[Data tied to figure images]
++++++++++

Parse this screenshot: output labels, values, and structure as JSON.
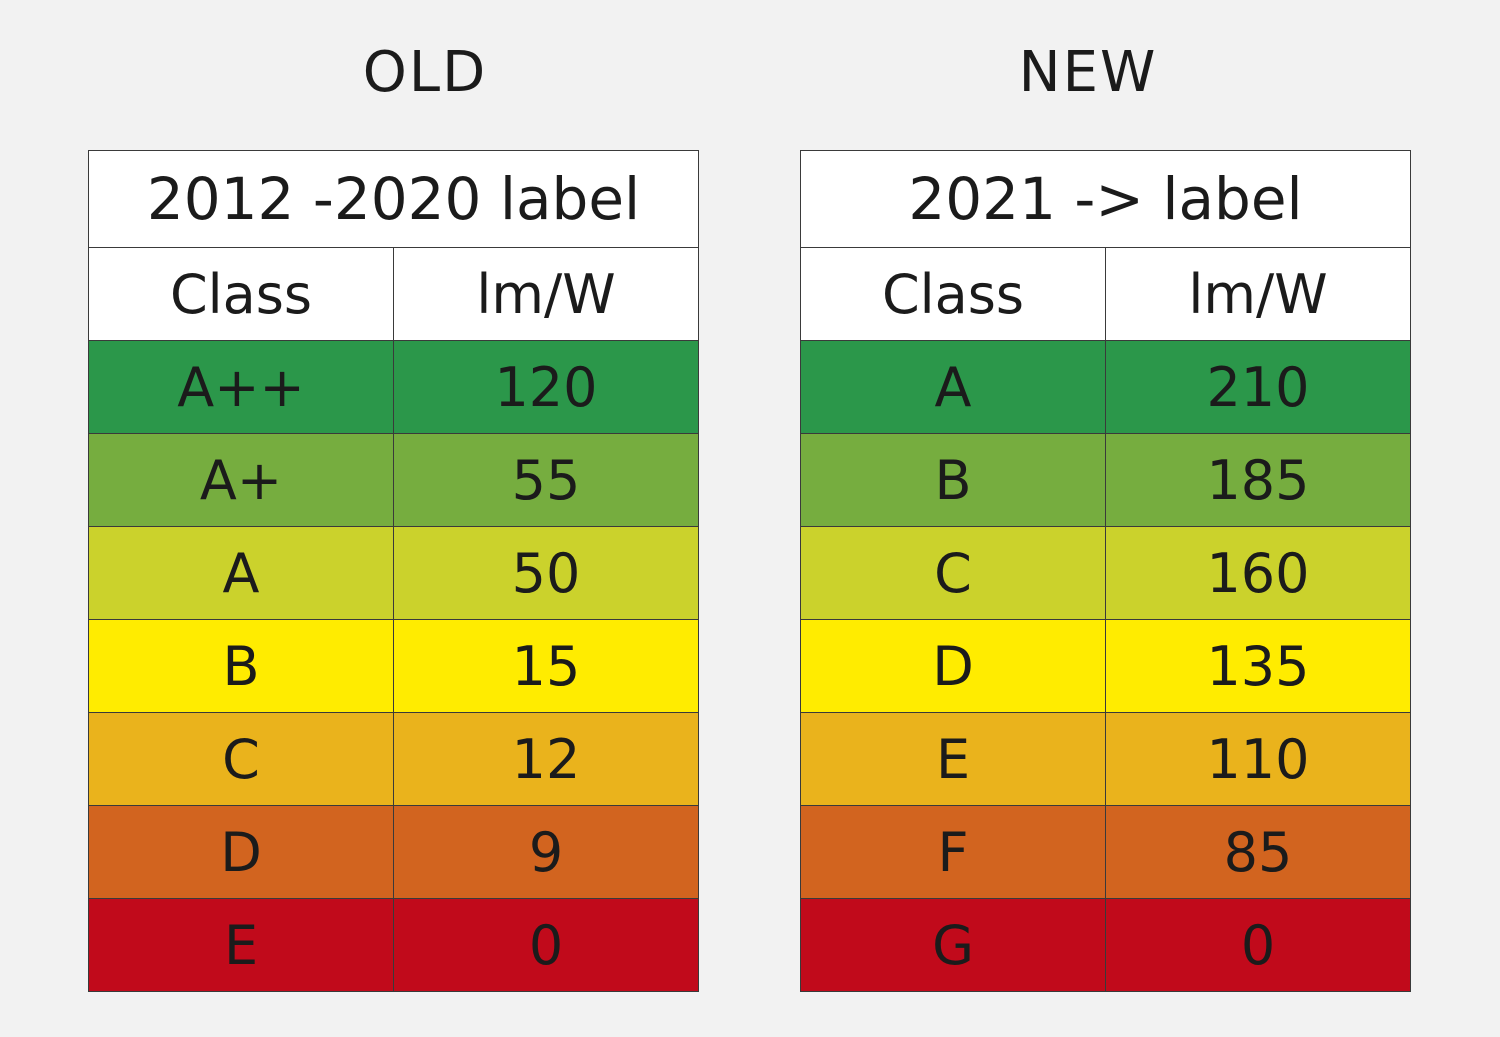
{
  "headings": {
    "old": "OLD",
    "new": "NEW"
  },
  "chart_data": [
    {
      "type": "table",
      "heading": "OLD",
      "title": "2012 -2020 label",
      "columns": [
        "Class",
        "lm/W"
      ],
      "rows": [
        {
          "class": "A++",
          "value": "120",
          "color": "#2b974a"
        },
        {
          "class": "A+",
          "value": "55",
          "color": "#76ad3f"
        },
        {
          "class": "A",
          "value": "50",
          "color": "#cbd22c"
        },
        {
          "class": "B",
          "value": "15",
          "color": "#ffec00"
        },
        {
          "class": "C",
          "value": "12",
          "color": "#eab31c"
        },
        {
          "class": "D",
          "value": "9",
          "color": "#d2641f"
        },
        {
          "class": "E",
          "value": "0",
          "color": "#c10a1b"
        }
      ]
    },
    {
      "type": "table",
      "heading": "NEW",
      "title": "2021 -> label",
      "columns": [
        "Class",
        "lm/W"
      ],
      "rows": [
        {
          "class": "A",
          "value": "210",
          "color": "#2b974a"
        },
        {
          "class": "B",
          "value": "185",
          "color": "#76ad3f"
        },
        {
          "class": "C",
          "value": "160",
          "color": "#cbd22c"
        },
        {
          "class": "D",
          "value": "135",
          "color": "#ffec00"
        },
        {
          "class": "E",
          "value": "110",
          "color": "#eab31c"
        },
        {
          "class": "F",
          "value": "85",
          "color": "#d2641f"
        },
        {
          "class": "G",
          "value": "0",
          "color": "#c10a1b"
        }
      ]
    }
  ]
}
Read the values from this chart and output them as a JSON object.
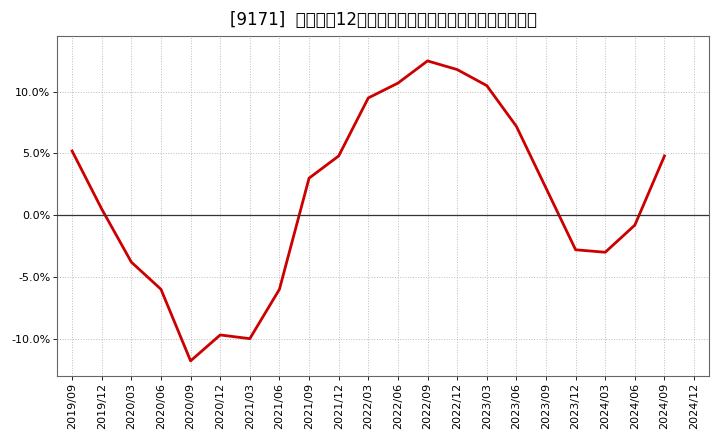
{
  "title": "[9171]  売上高の12か月移動合計の対前年同期増減率の推移",
  "line_color": "#cc0000",
  "bg_color": "#ffffff",
  "plot_bg_color": "#ffffff",
  "grid_color": "#bbbbbb",
  "dates": [
    "2019/09",
    "2019/12",
    "2020/03",
    "2020/06",
    "2020/09",
    "2020/12",
    "2021/03",
    "2021/06",
    "2021/09",
    "2021/12",
    "2022/03",
    "2022/06",
    "2022/09",
    "2022/12",
    "2023/03",
    "2023/06",
    "2023/09",
    "2023/12",
    "2024/03",
    "2024/06",
    "2024/09",
    "2024/12"
  ],
  "values": [
    0.052,
    0.005,
    -0.038,
    -0.06,
    -0.118,
    -0.097,
    -0.1,
    -0.06,
    0.03,
    0.048,
    0.095,
    0.107,
    0.125,
    0.118,
    0.105,
    0.072,
    0.022,
    -0.028,
    -0.03,
    -0.008,
    0.048,
    null
  ],
  "ylim": [
    -0.13,
    0.145
  ],
  "yticks": [
    -0.1,
    -0.05,
    0.0,
    0.05,
    0.1
  ],
  "title_fontsize": 12,
  "tick_fontsize": 8,
  "line_width": 2.0
}
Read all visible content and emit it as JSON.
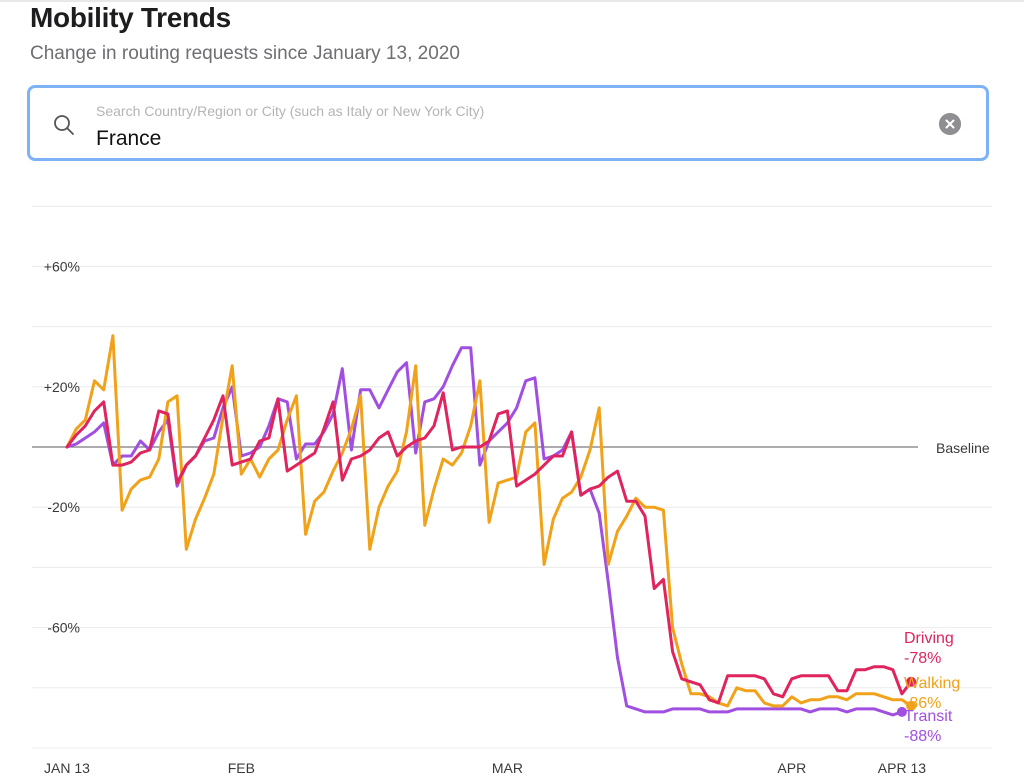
{
  "header": {
    "title": "Mobility Trends",
    "subtitle": "Change in routing requests since January 13, 2020"
  },
  "search": {
    "placeholder": "Search Country/Region or City (such as Italy or New York City)",
    "value": "France",
    "search_icon": "search-icon",
    "clear_icon": "clear-icon"
  },
  "chart_data": {
    "type": "line",
    "y_ticks": [
      {
        "value": 60,
        "label": "+60%"
      },
      {
        "value": 20,
        "label": "+20%"
      },
      {
        "value": -20,
        "label": "-20%"
      },
      {
        "value": -60,
        "label": "-60%"
      }
    ],
    "ylim": [
      -100,
      80
    ],
    "x_ticks": [
      {
        "day": 0,
        "label": "JAN 13"
      },
      {
        "day": 19,
        "label": "FEB"
      },
      {
        "day": 48,
        "label": "MAR"
      },
      {
        "day": 79,
        "label": "APR"
      },
      {
        "day": 91,
        "label": "APR 13"
      }
    ],
    "baseline_label": "Baseline",
    "series": [
      {
        "name": "Driving",
        "color": "#e0245e",
        "final_label": "Driving",
        "final_value": "-78%",
        "values": [
          0,
          4,
          7,
          12,
          15,
          -6,
          -6,
          -5,
          -2,
          -1,
          12,
          11,
          -12,
          -6,
          -3,
          3,
          9,
          17,
          -6,
          -5,
          -4,
          2,
          3,
          16,
          -8,
          -6,
          -4,
          -2,
          6,
          15,
          -11,
          -4,
          -3,
          -1,
          3,
          5,
          -3,
          0,
          2,
          3,
          7,
          18,
          -1,
          0,
          0,
          0,
          2,
          11,
          12,
          -13,
          -11,
          -9,
          -6,
          -3,
          -3,
          5,
          -16,
          -14,
          -13,
          -10,
          -8,
          -18,
          -18,
          -23,
          -47,
          -44,
          -68,
          -77,
          -78,
          -79,
          -84,
          -85,
          -76,
          -76,
          -76,
          -76,
          -77,
          -82,
          -83,
          -77,
          -76,
          -76,
          -76,
          -76,
          -81,
          -81,
          -74,
          -74,
          -73,
          -73,
          -74,
          -82,
          -78
        ]
      },
      {
        "name": "Walking",
        "color": "#f0a21a",
        "final_label": "Walking",
        "final_value": "-86%",
        "values": [
          0,
          6,
          9,
          22,
          19,
          37,
          -21,
          -14,
          -11,
          -10,
          -4,
          15,
          17,
          -34,
          -24,
          -17,
          -9,
          10,
          27,
          -9,
          -4,
          -10,
          -4,
          -1,
          9,
          17,
          -29,
          -18,
          -15,
          -8,
          -2,
          6,
          17,
          -34,
          -20,
          -13,
          -8,
          5,
          27,
          -26,
          -14,
          -4,
          -6,
          -2,
          7,
          22,
          -25,
          -12,
          -11,
          -10,
          5,
          8,
          -39,
          -24,
          -17,
          -15,
          -10,
          -1,
          13,
          -39,
          -28,
          -23,
          -17,
          -20,
          -20,
          -21,
          -60,
          -72,
          -82,
          -82,
          -83,
          -85,
          -86,
          -80,
          -81,
          -81,
          -85,
          -86,
          -86,
          -83,
          -85,
          -84,
          -84,
          -83,
          -83,
          -84,
          -82,
          -82,
          -82,
          -83,
          -84,
          -84,
          -86
        ]
      },
      {
        "name": "Transit",
        "color": "#a14fe0",
        "final_label": "Transit",
        "final_value": "-88%",
        "values": [
          0,
          1,
          3,
          5,
          8,
          -6,
          -3,
          -3,
          2,
          -1,
          5,
          9,
          -13,
          -6,
          -3,
          2,
          3,
          13,
          20,
          -3,
          -2,
          0,
          7,
          16,
          15,
          -4,
          1,
          1,
          5,
          11,
          26,
          -1,
          19,
          19,
          13,
          19,
          25,
          28,
          -2,
          15,
          16,
          20,
          27,
          33,
          33,
          -6,
          2,
          5,
          8,
          13,
          22,
          23,
          -4,
          -3,
          -1,
          5,
          -16,
          -14,
          -22,
          -45,
          -70,
          -86,
          -87,
          -88,
          -88,
          -88,
          -87,
          -87,
          -87,
          -87,
          -88,
          -88,
          -88,
          -87,
          -87,
          -87,
          -87,
          -87,
          -87,
          -87,
          -87,
          -88,
          -87,
          -87,
          -87,
          -88,
          -87,
          -87,
          -87,
          -88,
          -89,
          -88
        ]
      }
    ]
  }
}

++++++++++

▶ _To do_
Pick out and copy every line that contains the word "ffffff".

▶ _Answer below_
  "bg_color": "#ffffff",
  "plot_bg_color": "#ffffff",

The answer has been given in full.